- **GESTELLTE AUFGABE A**:
Seit wie vielen Jahren wird der E-Mail-Account laut dem ersten Beitrag der Forumsdiskussion über GMX Topmail bereits benutzt?
- **GESTELLTE AUFGABE B**:
Setzen Sie die Forumsdiskussion über GMX Topmail im Anschluss an das zuletzt gezeigte Zitat fort.

- **VORLIEGENDER TEXT**:
□ □ □ □ □ □ □
# Topmail GMX



## loch (6 Juni 2013)

Hallo,

leider geht es mir hier wie einigen im Forum. Ich soll im Januar auf einen "jetzt kaufen" Button bei GMX geklickt und damit ein Topmail Abo abgeschlossen haben. Wie andere auch, kann ich das nicht nachvollziehen und eigentlich auch kaum glauben, kann es aber auch nicht zu 100% ausschließen. Aus den Beiträgen die ich mir hier und anderswo durchgelesen habe, habe ich den Eindruck gewonnen, dass ich eigentlich gute Chancen habe, an der Zahlung der ca. 60 Euro vorbeizukommen.

Jetzt kommt der springende Punkt. Ich benutze diesen Account seit ca. 15 Jahren. Viele Leute mit denen ich nur noch sporadisch Kontakt habe, kennen nur diese Adresse. Sie aufzugeben, kommt für mich eigentlich nicht in Frage. Ich würde ggf. sogar eher 60 Euro zahlen, obwohl ich das eigentlich auch nicht einsehe. Wie sieht das aus? Sperrt GMX den Account regelhaft, wenn man nicht bezahlt? Hat es mal jemand erlebt, dass auf ein Widerrufschreiben (z.B. auch das hier im Forum) eine sinnvolle Antwort kommt im Sinne von "na gut, dann eben nicht"? Hat man ggf. Möglichkeiten den Account wieder zu öffnen, wenn er einmal gesperrt ist? Gibt's sonst noch etwas, was ich nicht bedacht habe?

Für Eure Hilfe vielen Dank!


----------



## BenTigger (6 Juni 2013)

Ja GMX sperrt dann den Account.
Ansonsten alle anschreiben und neue Mailadresse mitteilen.
Und ruft doch nicht die GMX Adressen Online im Internet auf.
Da kann man Mailprogramme nutzen und hat so keine Gelegenheit, auf die Buttons herein zu fallen.


----------



## loch (7 Juni 2013)

BenTigger schrieb:


> Und ruft doch nicht die GMX Adressen Online im Internet auf.
> Da kann man Mailprogramme nutzen und hat so keine Gelegenheit, auf die Buttons herein zu fallen.


 
Mache ich auch. Nur wenn ich mal von einem anderen Computer kurz meine E-mails checke oder in den Spamordner reinschaue. Dabei muss es wohl passiert sein.


----------



## Antiscammer (9 Juni 2013)

BenTigger schrieb:


> Und ruft doch nicht die GMX Adressen Online im Internet auf.
> Da kann man Mailprogramme nutzen und hat so keine Gelegenheit, auf die Buttons herein zu fallen.
□ □ □ □ □ □ □
- **AUSZÜGE AUS DATENSÄTZEN**:
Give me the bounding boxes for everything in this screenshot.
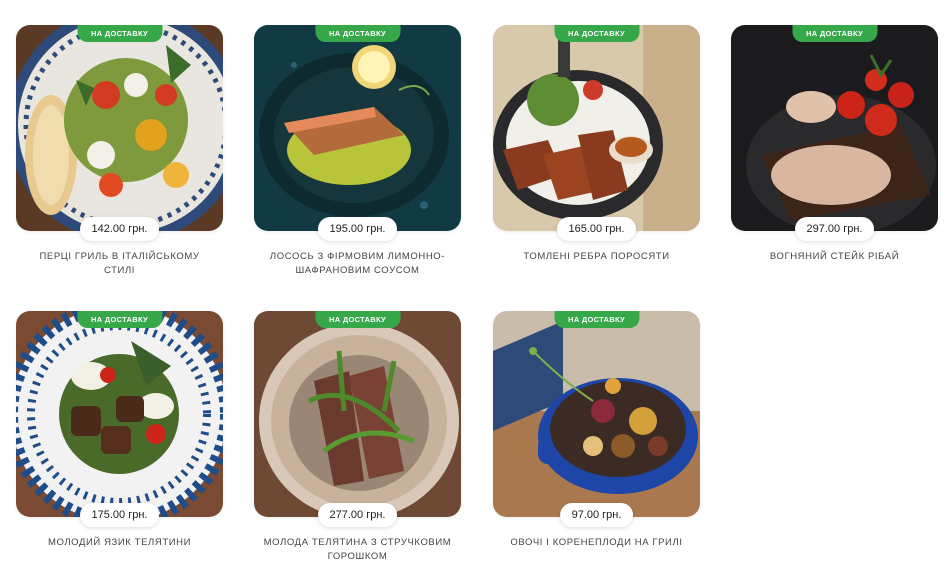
product-name[interactable]: ВОГНЯНИЙ СТЕЙК РІБАЙ xyxy=(731,250,938,264)
price-tag: 165.00 грн. xyxy=(556,217,637,241)
product-photo[interactable]: НА ДОСТАВКУ xyxy=(493,25,700,231)
delivery-badge: НА ДОСТАВКУ xyxy=(315,311,400,328)
product-photo[interactable]: НА ДОСТАВКУ xyxy=(16,311,223,517)
product-name[interactable]: ОВОЧІ І КОРЕНЕПЛОДИ НА ГРИЛІ xyxy=(493,536,700,550)
product-photo[interactable]: НА ДОСТАВКУ xyxy=(254,25,461,231)
product-card[interactable]: НА ДОСТАВКУ 277.00 грн. МОЛОДА ТЕЛЯТИНА … xyxy=(254,311,461,564)
price-tag: 297.00 грн. xyxy=(794,217,875,241)
price-tag: 97.00 грн. xyxy=(559,503,634,527)
product-card[interactable]: НА ДОСТАВКУ 97.00 грн. ОВОЧІ І КОРЕНЕПЛО… xyxy=(493,311,700,550)
product-card[interactable]: НА ДОСТАВКУ 165.00 грн. ТОМЛЕНІ РЕБРА ПО… xyxy=(493,25,700,264)
product-grid: НА ДОСТАВКУ 142.00 грн. ПЕРЦІ ГРИЛЬ В ІТ… xyxy=(0,0,950,565)
product-card[interactable]: НА ДОСТАВКУ 142.00 грн. ПЕРЦІ ГРИЛЬ В ІТ… xyxy=(16,25,223,278)
product-card[interactable]: НА ДОСТАВКУ 195.00 грн. ЛОСОСЬ З ФІРМОВИ… xyxy=(254,25,461,278)
delivery-badge: НА ДОСТАВКУ xyxy=(554,25,639,42)
price-tag: 277.00 грн. xyxy=(317,503,398,527)
product-name[interactable]: ЛОСОСЬ З ФІРМОВИМ ЛИМОННО-ШАФРАНОВИМ СОУ… xyxy=(254,250,461,278)
price-tag: 175.00 грн. xyxy=(79,503,160,527)
delivery-badge: НА ДОСТАВКУ xyxy=(792,25,877,42)
product-card[interactable]: НА ДОСТАВКУ 297.00 грн. ВОГНЯНИЙ СТЕЙК Р… xyxy=(731,25,938,264)
delivery-badge: НА ДОСТАВКУ xyxy=(77,25,162,42)
product-card[interactable]: НА ДОСТАВКУ 175.00 грн. МОЛОДИЙ ЯЗИК ТЕЛ… xyxy=(16,311,223,550)
delivery-badge: НА ДОСТАВКУ xyxy=(554,311,639,328)
product-name[interactable]: ПЕРЦІ ГРИЛЬ В ІТАЛІЙСЬКОМУ СТИЛІ xyxy=(16,250,223,278)
price-tag: 142.00 грн. xyxy=(79,217,160,241)
delivery-badge: НА ДОСТАВКУ xyxy=(77,311,162,328)
product-photo[interactable]: НА ДОСТАВКУ xyxy=(16,25,223,231)
delivery-badge: НА ДОСТАВКУ xyxy=(315,25,400,42)
product-name[interactable]: МОЛОДА ТЕЛЯТИНА З СТРУЧКОВИМ ГОРОШКОМ xyxy=(254,536,461,564)
price-tag: 195.00 грн. xyxy=(317,217,398,241)
product-name[interactable]: ТОМЛЕНІ РЕБРА ПОРОСЯТИ xyxy=(493,250,700,264)
product-photo[interactable]: НА ДОСТАВКУ xyxy=(254,311,461,517)
product-photo[interactable]: НА ДОСТАВКУ xyxy=(731,25,938,231)
product-name[interactable]: МОЛОДИЙ ЯЗИК ТЕЛЯТИНИ xyxy=(16,536,223,550)
product-photo[interactable]: НА ДОСТАВКУ xyxy=(493,311,700,517)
□ □ □ □ □ □ □
- **ERGEBNIS A**:
Seit etwa 15 Jahren.

- **ERGEBNIS B**:
 
Inzwischen wird bei den Freemail-Accounts von web.de und gmx.de der Account gesperrt, wenn der Inhaber sich über eine längere Zeit weg nicht über den Webmail-Zugang (sondern nur über POP3) angemeldet hat.

Auch diejenigen, die über POP3 reingehen, sollen wenigstens ab und zu zwangsweise über das Hütchenspiel stolpern.


----------



## Hippo (9 Juni 2013)

Weiß Du da was nach welcher Zeit das passiert?


----------



## Antiscammer (9 Juni 2013)

Anscheinend nach 6 Monaten "Inaktivität" (ohne Einloggen über das Web-Interface).
http://de.comm.provider.mail.narkive.com/ZjDumsrk/gmx-bounce-meldung-user-is-inactive


----------



## Hippo (9 Juni 2013)

Danke


----------



## jupp11 (9 Juni 2013)

Hier aus 2010/11 die vollständige Meldung
http://apennin-bike-week.blogspot.de/2010/09/ihr-gmx-account-status-inaktiv.html
http://nichtsnutzer.blogspot.de/2011_12_01_archive.html


----------



## Reducal (9 Juni 2013)

Antiscammer schrieb:


> Antiscammer schrieb:
> 
> 
> > Inzwischen wird bei den Freemail-Accounts von web.de und gmx.de der Account gesperrt, wenn der Inhaber sich über eine längere Zeit weg nicht über den Webmail-Zugang (sondern nur über POP3) angemeldet hat.
> ...


 
Ist aber auch erst mal nicht schlecht (abgesehen vom Hütchenspiel). Andererseits werden die Web.de/GMX-Accounts reihenweise gekapert und anderweitig missbraucht (Spam, Phishing usw.) Das geht vor allem gut, wenn der eigentliche Accountinhaber das Webinterface unbeobachtet lässt. Deshalb gibt es jetzt auch den Mail-Check für den Browser.


----------



## BenTigger (9 Juni 2013)

Antiscammer schrieb:


> Inzwischen wird bei den Freemail-Accounts von web.de und gmx.de der Account gesperrt, wenn der Inhaber sich über eine längere Zeit weg nicht über den Webmail-Zugang (sondern nur über POP3) angemeldet hat.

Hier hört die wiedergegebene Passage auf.